Dataset items

○ ○ ○ ○ ○

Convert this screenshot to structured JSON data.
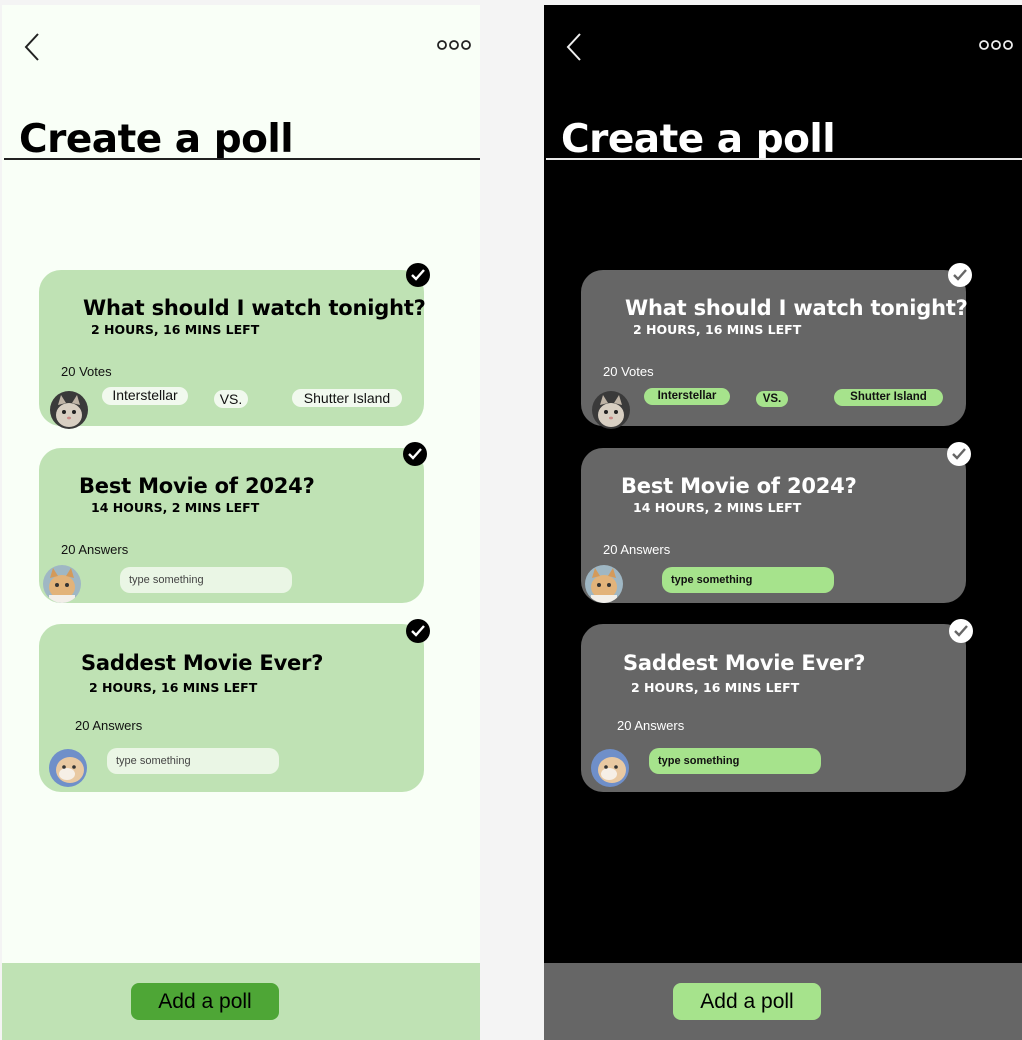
{
  "colors": {
    "light_bg": "#f9fff7",
    "light_card": "#bfe2b4",
    "light_button": "#4ea636",
    "dark_bg": "#000000",
    "dark_card": "#666666",
    "dark_accent": "#a6e38c"
  },
  "icons": {
    "back": "chevron-left-icon",
    "more": "more-horizontal-icon",
    "check": "check-circle-icon"
  },
  "page": {
    "title": "Create a poll",
    "add_button": "Add a poll"
  },
  "polls": [
    {
      "question": "What should I watch tonight?",
      "time_left": "2 HOURS, 16 MINS LEFT",
      "count": "20 Votes",
      "option_a": "Interstellar",
      "vs": "VS.",
      "option_b": "Shutter Island"
    },
    {
      "question": "Best Movie of 2024?",
      "time_left": "14 HOURS, 2 MINS LEFT",
      "count": "20 Answers",
      "input_placeholder": "type something"
    },
    {
      "question": "Saddest Movie Ever?",
      "time_left": "2 HOURS, 16 MINS LEFT",
      "count": "20 Answers",
      "input_placeholder": "type something"
    }
  ]
}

○ ○ ○ ○ ○

DIRECTIONS FOR THIS TASK ▸ Each entry gets copied exactly; the pictures stay out.

FULL RESPONSE ▸
Convert this screenshot to structured JSON data.
{
  "colors": {
    "light_bg": "#f9fff7",
    "light_card": "#bfe2b4",
    "light_button": "#4ea636",
    "dark_bg": "#000000",
    "dark_card": "#666666",
    "dark_accent": "#a6e38c"
  },
  "icons": {
    "back": "chevron-left-icon",
    "more": "more-horizontal-icon",
    "check": "check-circle-icon"
  },
  "page": {
    "title": "Create a poll",
    "add_button": "Add a poll"
  },
  "polls": [
    {
      "question": "What should I watch tonight?",
      "time_left": "2 HOURS, 16 MINS LEFT",
      "count": "20 Votes",
      "option_a": "Interstellar",
      "vs": "VS.",
      "option_b": "Shutter Island"
    },
    {
      "question": "Best Movie of 2024?",
      "time_left": "14 HOURS, 2 MINS LEFT",
      "count": "20 Answers",
      "input_placeholder": "type something"
    },
    {
      "question": "Saddest Movie Ever?",
      "time_left": "2 HOURS, 16 MINS LEFT",
      "count": "20 Answers",
      "input_placeholder": "type something"
    }
  ]
}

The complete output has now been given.